GIVEN TASK:
Find the lines with the string "List" and return them.
_ _ _ _ _ _ _
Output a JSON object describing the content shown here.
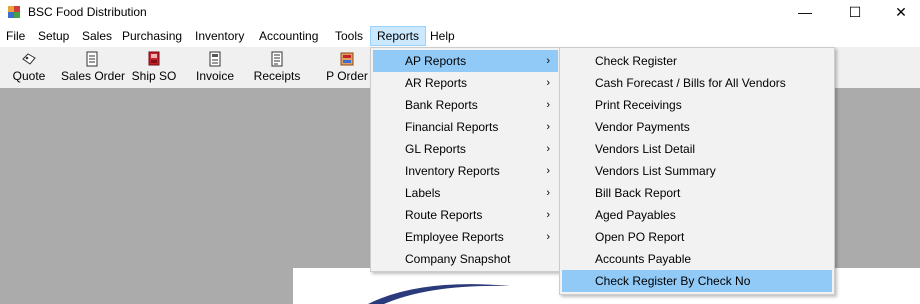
{
  "window": {
    "title": "BSC Food Distribution",
    "icons": {
      "app": "app-icon",
      "minimize": "minimize-icon",
      "maximize": "maximize-icon",
      "close": "close-icon"
    },
    "controls": {
      "minimize": "—",
      "maximize": "☐",
      "close": "✕"
    }
  },
  "menubar": {
    "items": [
      {
        "label": "File"
      },
      {
        "label": "Setup"
      },
      {
        "label": "Sales"
      },
      {
        "label": "Purchasing"
      },
      {
        "label": "Inventory"
      },
      {
        "label": "Accounting"
      },
      {
        "label": "Tools"
      },
      {
        "label": "Reports",
        "active": true
      },
      {
        "label": "Help"
      }
    ]
  },
  "toolbar": {
    "items": [
      {
        "label": "Quote",
        "icon": "quote-icon"
      },
      {
        "label": "Sales Order",
        "icon": "sales-order-icon"
      },
      {
        "label": "Ship SO",
        "icon": "ship-so-icon"
      },
      {
        "label": "Invoice",
        "icon": "invoice-icon"
      },
      {
        "label": "Receipts",
        "icon": "receipts-icon"
      },
      {
        "label": "P Order",
        "icon": "p-order-icon"
      }
    ]
  },
  "reports_menu": {
    "items": [
      {
        "label": "AP Reports",
        "submenu": true,
        "highlighted": true
      },
      {
        "label": "AR Reports",
        "submenu": true
      },
      {
        "label": "Bank Reports",
        "submenu": true
      },
      {
        "label": "Financial Reports",
        "submenu": true
      },
      {
        "label": "GL Reports",
        "submenu": true
      },
      {
        "label": "Inventory Reports",
        "submenu": true
      },
      {
        "label": "Labels",
        "submenu": true
      },
      {
        "label": "Route Reports",
        "submenu": true
      },
      {
        "label": "Employee Reports",
        "submenu": true
      },
      {
        "label": "Company Snapshot",
        "submenu": false
      }
    ],
    "arrow_glyph": "›"
  },
  "ap_reports_menu": {
    "items": [
      {
        "label": "Check Register"
      },
      {
        "label": "Cash Forecast / Bills for All Vendors"
      },
      {
        "label": "Print Receivings"
      },
      {
        "label": "Vendor Payments"
      },
      {
        "label": "Vendors List Detail"
      },
      {
        "label": "Vendors List Summary"
      },
      {
        "label": "Bill Back Report"
      },
      {
        "label": "Aged Payables"
      },
      {
        "label": "Open PO Report"
      },
      {
        "label": "Accounts Payable"
      },
      {
        "label": "Check Register By Check No",
        "highlighted": true
      }
    ]
  },
  "colors": {
    "menu_highlight": "#91c9f7",
    "menubar_active": "#cce8ff",
    "workspace": "#ababab"
  }
}
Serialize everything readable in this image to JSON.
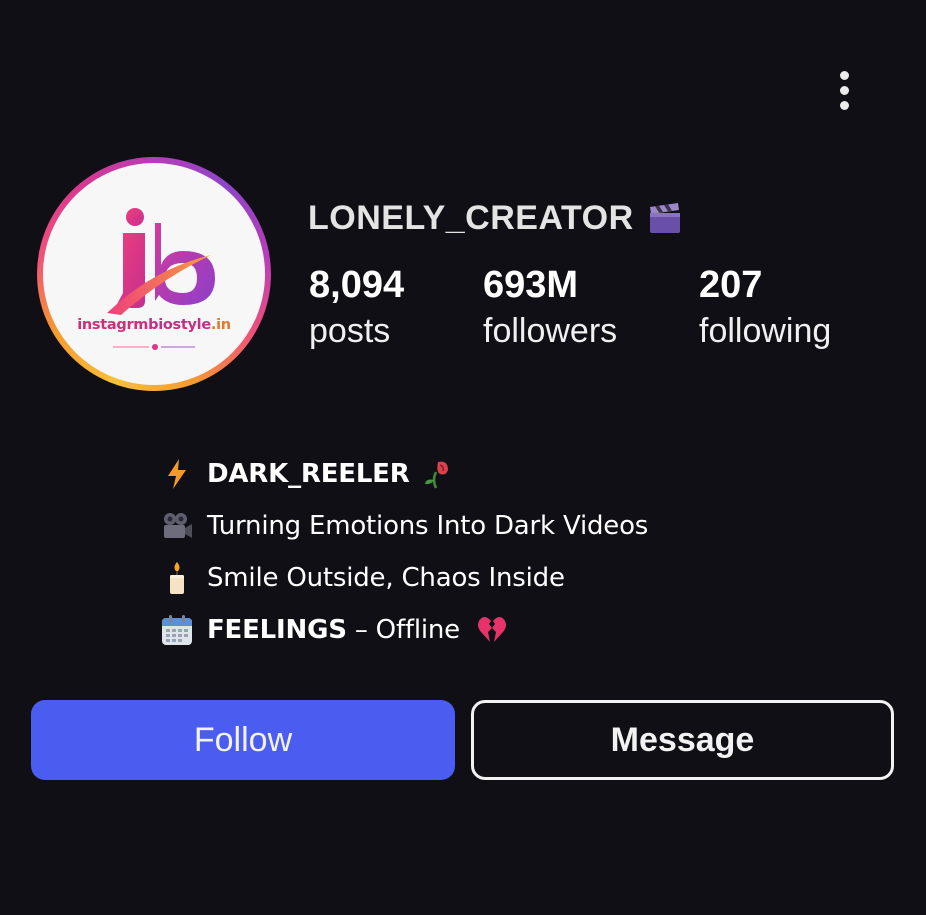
{
  "profile": {
    "username": "LONELY_CREATOR",
    "username_icon": "clapper-board-icon",
    "avatar": {
      "logo_text_pink": "instagrm",
      "logo_text_purple": "biostyle",
      "logo_text_suffix": ".in",
      "logo_letters": "iB"
    }
  },
  "stats": [
    {
      "value": "8,094",
      "label": "posts"
    },
    {
      "value": "693M",
      "label": "followers"
    },
    {
      "value": "207",
      "label": "following"
    }
  ],
  "bio": [
    {
      "icon": "lightning-icon",
      "text": "DARK_REELER",
      "bold": true,
      "trail_icon": "wilted-rose-icon"
    },
    {
      "icon": "movie-camera-icon",
      "text": "Turning Emotions Into Dark Videos"
    },
    {
      "icon": "candle-icon",
      "text": "Smile Outside, Chaos Inside"
    },
    {
      "icon": "calendar-icon",
      "bold_part": "FEELINGS",
      "rest": " – Offline",
      "trail_icon": "broken-heart-icon"
    }
  ],
  "actions": {
    "follow_label": "Follow",
    "message_label": "Message"
  },
  "colors": {
    "background": "#0f0f15",
    "follow_button": "#4b5cf0",
    "text": "#ffffff"
  }
}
_ _ _ _ _ _ _
EXERCISE RESPONSE:
        "label": "Vendors List Detail"
        "label": "Vendors List Summary"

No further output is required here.